How many lines of these records hold the string "между"? Reply with the number alone.

------ RECORDED INFORMATION ------

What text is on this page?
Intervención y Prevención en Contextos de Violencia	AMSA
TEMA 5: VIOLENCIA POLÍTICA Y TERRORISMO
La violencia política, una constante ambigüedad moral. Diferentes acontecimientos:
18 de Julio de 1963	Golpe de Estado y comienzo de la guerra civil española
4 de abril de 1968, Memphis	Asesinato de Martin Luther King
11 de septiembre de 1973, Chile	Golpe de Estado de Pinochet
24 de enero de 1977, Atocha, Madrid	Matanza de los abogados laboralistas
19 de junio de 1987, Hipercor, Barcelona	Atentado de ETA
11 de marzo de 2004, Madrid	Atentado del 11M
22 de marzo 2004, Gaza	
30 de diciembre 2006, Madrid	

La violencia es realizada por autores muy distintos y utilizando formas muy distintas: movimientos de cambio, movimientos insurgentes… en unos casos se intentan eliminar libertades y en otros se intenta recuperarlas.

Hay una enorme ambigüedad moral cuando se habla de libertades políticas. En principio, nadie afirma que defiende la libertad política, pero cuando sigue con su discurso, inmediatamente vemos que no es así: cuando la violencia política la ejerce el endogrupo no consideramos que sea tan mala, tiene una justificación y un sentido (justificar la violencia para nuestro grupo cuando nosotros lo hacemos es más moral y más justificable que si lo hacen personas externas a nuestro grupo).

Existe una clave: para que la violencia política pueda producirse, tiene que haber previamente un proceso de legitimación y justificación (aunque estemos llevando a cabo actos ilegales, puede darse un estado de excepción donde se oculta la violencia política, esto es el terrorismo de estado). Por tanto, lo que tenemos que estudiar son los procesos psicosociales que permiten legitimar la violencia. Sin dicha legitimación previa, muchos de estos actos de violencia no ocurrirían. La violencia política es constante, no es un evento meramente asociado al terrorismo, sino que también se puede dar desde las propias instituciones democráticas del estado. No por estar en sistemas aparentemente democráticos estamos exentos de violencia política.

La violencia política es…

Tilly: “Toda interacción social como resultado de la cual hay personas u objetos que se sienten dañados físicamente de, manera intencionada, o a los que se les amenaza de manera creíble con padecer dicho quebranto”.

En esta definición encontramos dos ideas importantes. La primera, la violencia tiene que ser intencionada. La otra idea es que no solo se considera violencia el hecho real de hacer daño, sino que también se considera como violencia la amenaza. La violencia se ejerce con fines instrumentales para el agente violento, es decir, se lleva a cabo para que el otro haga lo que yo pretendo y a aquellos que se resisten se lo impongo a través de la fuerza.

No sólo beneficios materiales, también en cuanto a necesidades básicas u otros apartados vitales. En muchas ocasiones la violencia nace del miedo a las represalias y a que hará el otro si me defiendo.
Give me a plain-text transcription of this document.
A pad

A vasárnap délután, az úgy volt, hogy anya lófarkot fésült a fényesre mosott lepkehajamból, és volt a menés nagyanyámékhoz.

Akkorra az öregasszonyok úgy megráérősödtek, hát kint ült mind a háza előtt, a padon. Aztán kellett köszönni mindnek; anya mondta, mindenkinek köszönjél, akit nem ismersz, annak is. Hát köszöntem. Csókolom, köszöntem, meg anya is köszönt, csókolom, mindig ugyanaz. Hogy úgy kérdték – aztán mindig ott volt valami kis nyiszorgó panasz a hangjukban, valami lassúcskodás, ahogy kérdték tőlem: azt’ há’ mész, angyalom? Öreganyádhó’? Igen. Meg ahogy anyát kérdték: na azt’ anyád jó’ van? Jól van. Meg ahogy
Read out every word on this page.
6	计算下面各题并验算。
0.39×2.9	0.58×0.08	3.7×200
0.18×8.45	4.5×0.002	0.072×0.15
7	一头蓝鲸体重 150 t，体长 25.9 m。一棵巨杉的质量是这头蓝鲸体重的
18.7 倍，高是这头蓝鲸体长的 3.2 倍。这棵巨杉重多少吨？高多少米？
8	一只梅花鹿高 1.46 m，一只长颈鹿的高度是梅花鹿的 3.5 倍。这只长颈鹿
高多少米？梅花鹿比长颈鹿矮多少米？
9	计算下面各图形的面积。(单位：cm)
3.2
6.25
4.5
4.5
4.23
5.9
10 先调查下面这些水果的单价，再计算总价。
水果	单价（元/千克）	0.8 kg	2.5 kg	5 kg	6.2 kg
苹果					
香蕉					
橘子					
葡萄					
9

------
------ RECORDED INFORMATION ------

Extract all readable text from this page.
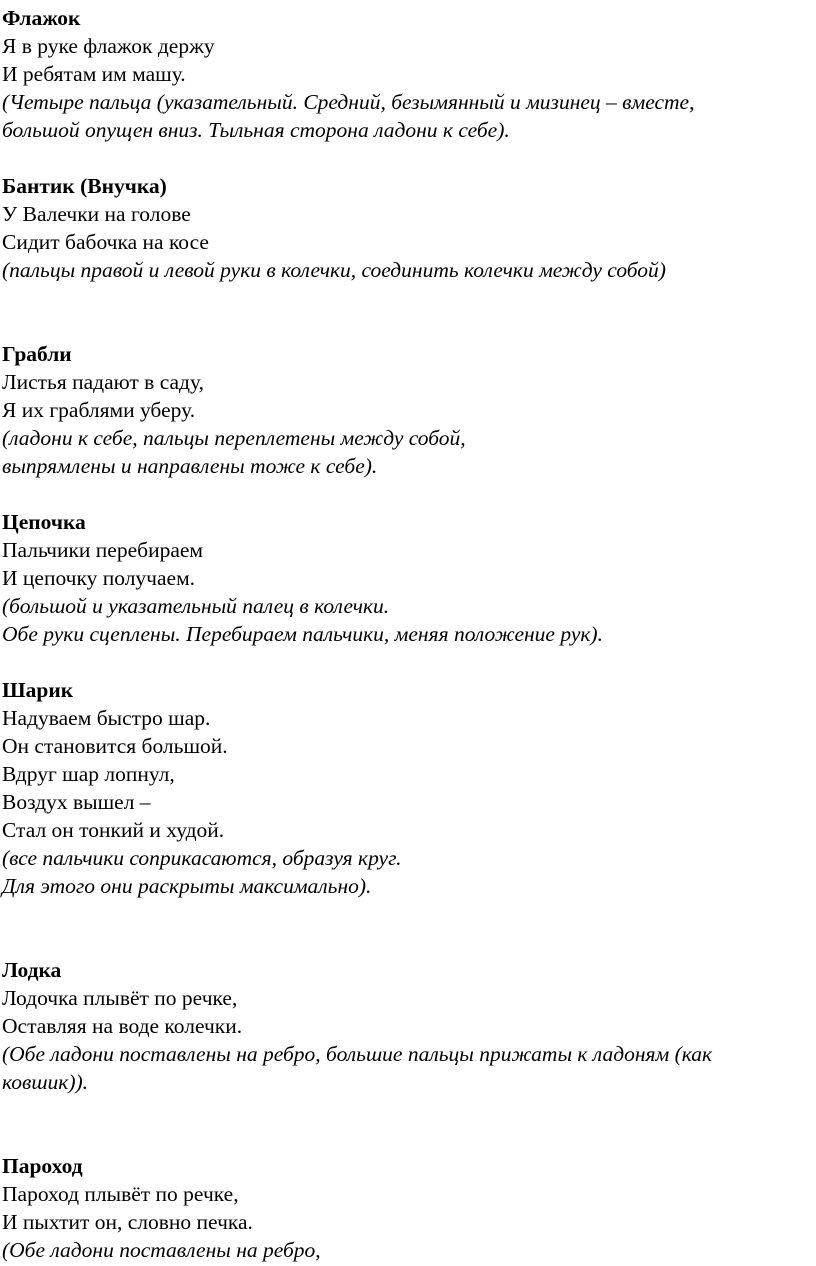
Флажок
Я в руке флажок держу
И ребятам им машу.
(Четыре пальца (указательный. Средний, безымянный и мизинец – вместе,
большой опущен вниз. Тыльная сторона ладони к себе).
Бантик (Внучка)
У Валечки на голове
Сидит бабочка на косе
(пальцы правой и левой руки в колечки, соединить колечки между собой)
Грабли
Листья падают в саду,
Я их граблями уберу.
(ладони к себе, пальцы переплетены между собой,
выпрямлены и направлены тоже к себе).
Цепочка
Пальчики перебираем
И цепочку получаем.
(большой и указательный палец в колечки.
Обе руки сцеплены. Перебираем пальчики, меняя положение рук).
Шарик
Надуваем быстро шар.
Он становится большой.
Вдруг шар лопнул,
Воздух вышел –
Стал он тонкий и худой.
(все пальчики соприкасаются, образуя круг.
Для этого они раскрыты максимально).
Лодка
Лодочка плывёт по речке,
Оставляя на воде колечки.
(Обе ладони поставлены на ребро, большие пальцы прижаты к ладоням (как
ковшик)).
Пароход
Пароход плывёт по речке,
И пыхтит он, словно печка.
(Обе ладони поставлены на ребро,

------

CORRECT RESPONSE: 2